→ Input records:
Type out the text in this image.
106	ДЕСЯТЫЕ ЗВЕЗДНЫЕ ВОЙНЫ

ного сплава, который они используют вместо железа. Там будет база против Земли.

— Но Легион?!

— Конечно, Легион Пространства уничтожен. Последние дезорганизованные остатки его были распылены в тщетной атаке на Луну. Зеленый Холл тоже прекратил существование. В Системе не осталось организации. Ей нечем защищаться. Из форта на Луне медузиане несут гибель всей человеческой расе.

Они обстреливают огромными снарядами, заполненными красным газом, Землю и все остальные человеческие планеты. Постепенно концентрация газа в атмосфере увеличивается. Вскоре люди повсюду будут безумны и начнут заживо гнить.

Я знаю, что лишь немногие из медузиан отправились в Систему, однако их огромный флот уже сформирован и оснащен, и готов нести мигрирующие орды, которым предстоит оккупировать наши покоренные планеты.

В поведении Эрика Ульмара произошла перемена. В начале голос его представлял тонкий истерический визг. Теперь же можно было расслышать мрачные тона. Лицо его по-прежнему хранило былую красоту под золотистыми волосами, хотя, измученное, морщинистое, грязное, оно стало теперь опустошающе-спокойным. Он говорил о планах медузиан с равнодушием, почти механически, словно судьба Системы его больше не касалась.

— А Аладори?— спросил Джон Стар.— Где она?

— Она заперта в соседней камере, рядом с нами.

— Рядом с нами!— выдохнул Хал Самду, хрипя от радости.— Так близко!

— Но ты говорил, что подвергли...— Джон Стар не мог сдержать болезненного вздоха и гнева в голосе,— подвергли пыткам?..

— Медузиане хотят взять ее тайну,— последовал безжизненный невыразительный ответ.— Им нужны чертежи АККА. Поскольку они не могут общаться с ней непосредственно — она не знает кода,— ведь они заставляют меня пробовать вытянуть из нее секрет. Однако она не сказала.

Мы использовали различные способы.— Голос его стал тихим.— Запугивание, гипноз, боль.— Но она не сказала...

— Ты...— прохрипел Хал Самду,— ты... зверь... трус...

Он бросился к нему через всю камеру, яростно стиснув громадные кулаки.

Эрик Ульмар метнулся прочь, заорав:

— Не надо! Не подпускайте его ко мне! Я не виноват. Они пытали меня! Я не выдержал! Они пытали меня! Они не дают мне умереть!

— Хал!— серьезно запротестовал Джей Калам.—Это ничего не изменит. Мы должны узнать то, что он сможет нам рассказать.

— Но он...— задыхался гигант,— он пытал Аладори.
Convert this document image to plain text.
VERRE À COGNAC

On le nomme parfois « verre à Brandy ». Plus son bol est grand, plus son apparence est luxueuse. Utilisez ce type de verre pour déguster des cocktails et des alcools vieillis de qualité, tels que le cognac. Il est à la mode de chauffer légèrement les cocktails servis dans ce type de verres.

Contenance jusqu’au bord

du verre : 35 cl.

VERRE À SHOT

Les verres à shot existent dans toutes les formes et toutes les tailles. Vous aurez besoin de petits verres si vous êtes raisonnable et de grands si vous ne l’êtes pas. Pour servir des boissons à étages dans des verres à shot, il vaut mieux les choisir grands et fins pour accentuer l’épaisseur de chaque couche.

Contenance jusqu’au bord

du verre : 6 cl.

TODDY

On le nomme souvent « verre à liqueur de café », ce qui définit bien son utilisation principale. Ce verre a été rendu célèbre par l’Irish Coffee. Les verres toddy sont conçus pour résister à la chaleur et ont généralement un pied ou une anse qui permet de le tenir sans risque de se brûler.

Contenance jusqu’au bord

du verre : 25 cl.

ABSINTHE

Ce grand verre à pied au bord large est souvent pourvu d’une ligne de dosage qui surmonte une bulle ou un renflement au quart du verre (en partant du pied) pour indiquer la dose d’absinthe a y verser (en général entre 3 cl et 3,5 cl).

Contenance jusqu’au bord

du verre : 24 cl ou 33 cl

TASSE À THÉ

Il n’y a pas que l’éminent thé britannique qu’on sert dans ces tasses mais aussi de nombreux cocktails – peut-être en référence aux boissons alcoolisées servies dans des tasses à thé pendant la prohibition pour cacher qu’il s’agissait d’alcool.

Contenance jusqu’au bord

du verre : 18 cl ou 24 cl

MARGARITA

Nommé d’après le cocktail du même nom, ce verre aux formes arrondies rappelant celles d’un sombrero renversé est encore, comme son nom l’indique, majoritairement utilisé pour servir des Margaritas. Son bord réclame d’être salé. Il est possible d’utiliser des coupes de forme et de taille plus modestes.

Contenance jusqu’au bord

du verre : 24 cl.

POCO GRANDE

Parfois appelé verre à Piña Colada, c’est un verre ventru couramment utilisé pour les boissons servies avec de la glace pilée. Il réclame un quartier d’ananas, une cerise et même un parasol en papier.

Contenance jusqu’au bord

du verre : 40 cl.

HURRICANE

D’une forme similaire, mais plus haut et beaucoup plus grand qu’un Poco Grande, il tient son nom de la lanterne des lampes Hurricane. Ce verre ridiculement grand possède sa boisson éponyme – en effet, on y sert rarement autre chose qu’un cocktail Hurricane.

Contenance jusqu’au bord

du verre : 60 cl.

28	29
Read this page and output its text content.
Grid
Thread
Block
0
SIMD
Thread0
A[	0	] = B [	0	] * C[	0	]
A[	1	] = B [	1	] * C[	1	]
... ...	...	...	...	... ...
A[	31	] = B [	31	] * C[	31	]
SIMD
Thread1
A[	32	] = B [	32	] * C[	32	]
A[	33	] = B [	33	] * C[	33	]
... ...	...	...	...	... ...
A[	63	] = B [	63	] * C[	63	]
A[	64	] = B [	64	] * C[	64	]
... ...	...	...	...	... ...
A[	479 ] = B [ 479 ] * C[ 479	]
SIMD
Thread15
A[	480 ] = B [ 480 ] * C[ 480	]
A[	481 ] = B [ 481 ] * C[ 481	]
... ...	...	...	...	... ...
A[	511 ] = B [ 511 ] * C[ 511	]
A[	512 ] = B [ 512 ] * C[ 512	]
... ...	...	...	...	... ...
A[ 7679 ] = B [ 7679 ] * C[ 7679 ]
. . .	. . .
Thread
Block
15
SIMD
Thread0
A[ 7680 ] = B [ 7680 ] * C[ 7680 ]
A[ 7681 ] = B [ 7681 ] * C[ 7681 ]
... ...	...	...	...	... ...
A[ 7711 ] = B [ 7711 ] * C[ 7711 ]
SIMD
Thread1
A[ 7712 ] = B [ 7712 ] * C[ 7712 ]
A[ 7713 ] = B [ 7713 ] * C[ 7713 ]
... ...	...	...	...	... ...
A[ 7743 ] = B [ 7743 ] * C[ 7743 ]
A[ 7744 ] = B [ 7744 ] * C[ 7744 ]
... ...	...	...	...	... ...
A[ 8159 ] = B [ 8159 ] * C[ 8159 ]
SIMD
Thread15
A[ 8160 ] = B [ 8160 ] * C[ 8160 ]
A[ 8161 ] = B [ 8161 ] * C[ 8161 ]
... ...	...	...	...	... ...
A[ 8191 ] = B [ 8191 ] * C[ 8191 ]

→ Problem description:
Nothing may be left out: return each entry exactly as it reads.

→ Problem solution:
Type out the text in this image.
106	ДЕСЯТЫЕ ЗВЕЗДНЫЕ ВОЙНЫ

ного сплава, который они используют вместо железа. Там будет база против Земли.

— Но Легион?!

— Конечно, Легион Пространства уничтожен. Последние дезорганизованные остатки его были распылены в тщетной атаке на Луну. Зеленый Холл тоже прекратил существование. В Системе не осталось организации. Ей нечем защищаться. Из форта на Луне медузиане несут гибель всей человеческой расе.

Они обстреливают огромными снарядами, заполненными красным газом, Землю и все остальные человеческие планеты. Постепенно концентрация газа в атмосфере увеличивается. Вскоре люди повсюду будут безумны и начнут заживо гнить.

Я знаю, что лишь немногие из медузиан отправились в Систему, однако их огромный флот уже сформирован и оснащен, и готов нести мигрирующие орды, которым предстоит оккупировать наши покоренные планеты.

В поведении Эрика Ульмара произошла перемена. В начале голос его представлял тонкий истерический визг. Теперь же можно было расслышать мрачные тона. Лицо его по-прежнему хранило былую красоту под золотистыми волосами, хотя, измученное, морщинистое, грязное, оно стало теперь опустошающе-спокойным. Он говорил о планах медузиан с равнодушием, почти механически, словно судьба Системы его больше не касалась.

— А Аладори?— спросил Джон Стар.— Где она?

— Она заперта в соседней камере, рядом с нами.

— Рядом с нами!— выдохнул Хал Самду, хрипя от радости.— Так близко!

— Но ты говорил, что подвергли...— Джон Стар не мог сдержать болезненного вздоха и гнева в голосе,— подвергли пыткам?..

— Медузиане хотят взять ее тайну,— последовал безжизненный невыразительный ответ.— Им нужны чертежи АККА. Поскольку они не могут общаться с ней непосредственно — она не знает кода,— ведь они заставляют меня пробовать вытянуть из нее секрет. Однако она не сказала.

Мы использовали различные способы.— Голос его стал тихим.— Запугивание, гипноз, боль.— Но она не сказала...

— Ты...— прохрипел Хал Самду,— ты... зверь... трус...

Он бросился к нему через всю камеру, яростно стиснув громадные кулаки.

Эрик Ульмар метнулся прочь, заорав:

— Не надо! Не подпускайте его ко мне! Я не виноват. Они пытали меня! Я не выдержал! Они пытали меня! Они не дают мне умереть!

— Хал!— серьезно запротестовал Джей Калам.—Это ничего не изменит. Мы должны узнать то, что он сможет нам рассказать.

— Но он...— задыхался гигант,— он пытал Аладори.
Convert this document image to plain text.
VERRE À COGNAC

On le nomme parfois « verre à Brandy ». Plus son bol est grand, plus son apparence est luxueuse. Utilisez ce type de verre pour déguster des cocktails et des alcools vieillis de qualité, tels que le cognac. Il est à la mode de chauffer légèrement les cocktails servis dans ce type de verres.

Contenance jusqu’au bord

du verre : 35 cl.

VERRE À SHOT

Les verres à shot existent dans toutes les formes et toutes les tailles. Vous aurez besoin de petits verres si vous êtes raisonnable et de grands si vous ne l’êtes pas. Pour servir des boissons à étages dans des verres à shot, il vaut mieux les choisir grands et fins pour accentuer l’épaisseur de chaque couche.

Contenance jusqu’au bord

du verre : 6 cl.

TODDY

On le nomme souvent « verre à liqueur de café », ce qui définit bien son utilisation principale. Ce verre a été rendu célèbre par l’Irish Coffee. Les verres toddy sont conçus pour résister à la chaleur et ont généralement un pied ou une anse qui permet de le tenir sans risque de se brûler.

Contenance jusqu’au bord

du verre : 25 cl.

ABSINTHE

Ce grand verre à pied au bord large est souvent pourvu d’une ligne de dosage qui surmonte une bulle ou un renflement au quart du verre (en partant du pied) pour indiquer la dose d’absinthe a y verser (en général entre 3 cl et 3,5 cl).

Contenance jusqu’au bord

du verre : 24 cl ou 33 cl

TASSE À THÉ

Il n’y a pas que l’éminent thé britannique qu’on sert dans ces tasses mais aussi de nombreux cocktails – peut-être en référence aux boissons alcoolisées servies dans des tasses à thé pendant la prohibition pour cacher qu’il s’agissait d’alcool.

Contenance jusqu’au bord

du verre : 18 cl ou 24 cl

MARGARITA

Nommé d’après le cocktail du même nom, ce verre aux formes arrondies rappelant celles d’un sombrero renversé est encore, comme son nom l’indique, majoritairement utilisé pour servir des Margaritas. Son bord réclame d’être salé. Il est possible d’utiliser des coupes de forme et de taille plus modestes.

Contenance jusqu’au bord

du verre : 24 cl.

POCO GRANDE

Parfois appelé verre à Piña Colada, c’est un verre ventru couramment utilisé pour les boissons servies avec de la glace pilée. Il réclame un quartier d’ananas, une cerise et même un parasol en papier.

Contenance jusqu’au bord

du verre : 40 cl.

HURRICANE

D’une forme similaire, mais plus haut et beaucoup plus grand qu’un Poco Grande, il tient son nom de la lanterne des lampes Hurricane. Ce verre ridiculement grand possède sa boisson éponyme – en effet, on y sert rarement autre chose qu’un cocktail Hurricane.

Contenance jusqu’au bord

du verre : 60 cl.

28	29
Read this page and output its text content.
Grid
Thread
Block
0
SIMD
Thread0
A[	0	] = B [	0	] * C[	0	]
A[	1	] = B [	1	] * C[	1	]
... ...	...	...	...	... ...
A[	31	] = B [	31	] * C[	31	]
SIMD
Thread1
A[	32	] = B [	32	] * C[	32	]
A[	33	] = B [	33	] * C[	33	]
... ...	...	...	...	... ...
A[	63	] = B [	63	] * C[	63	]
A[	64	] = B [	64	] * C[	64	]
... ...	...	...	...	... ...
A[	479 ] = B [ 479 ] * C[ 479	]
SIMD
Thread15
A[	480 ] = B [ 480 ] * C[ 480	]
A[	481 ] = B [ 481 ] * C[ 481	]
... ...	...	...	...	... ...
A[	511 ] = B [ 511 ] * C[ 511	]
A[	512 ] = B [ 512 ] * C[ 512	]
... ...	...	...	...	... ...
A[ 7679 ] = B [ 7679 ] * C[ 7679 ]
. . .	. . .
Thread
Block
15
SIMD
Thread0
A[ 7680 ] = B [ 7680 ] * C[ 7680 ]
A[ 7681 ] = B [ 7681 ] * C[ 7681 ]
... ...	...	...	...	... ...
A[ 7711 ] = B [ 7711 ] * C[ 7711 ]
SIMD
Thread1
A[ 7712 ] = B [ 7712 ] * C[ 7712 ]
A[ 7713 ] = B [ 7713 ] * C[ 7713 ]
... ...	...	...	...	... ...
A[ 7743 ] = B [ 7743 ] * C[ 7743 ]
A[ 7744 ] = B [ 7744 ] * C[ 7744 ]
... ...	...	...	...	... ...
A[ 8159 ] = B [ 8159 ] * C[ 8159 ]
SIMD
Thread15
A[ 8160 ] = B [ 8160 ] * C[ 8160 ]
A[ 8161 ] = B [ 8161 ] * C[ 8161 ]
... ...	...	...	...	... ...
A[ 8191 ] = B [ 8191 ] * C[ 8191 ]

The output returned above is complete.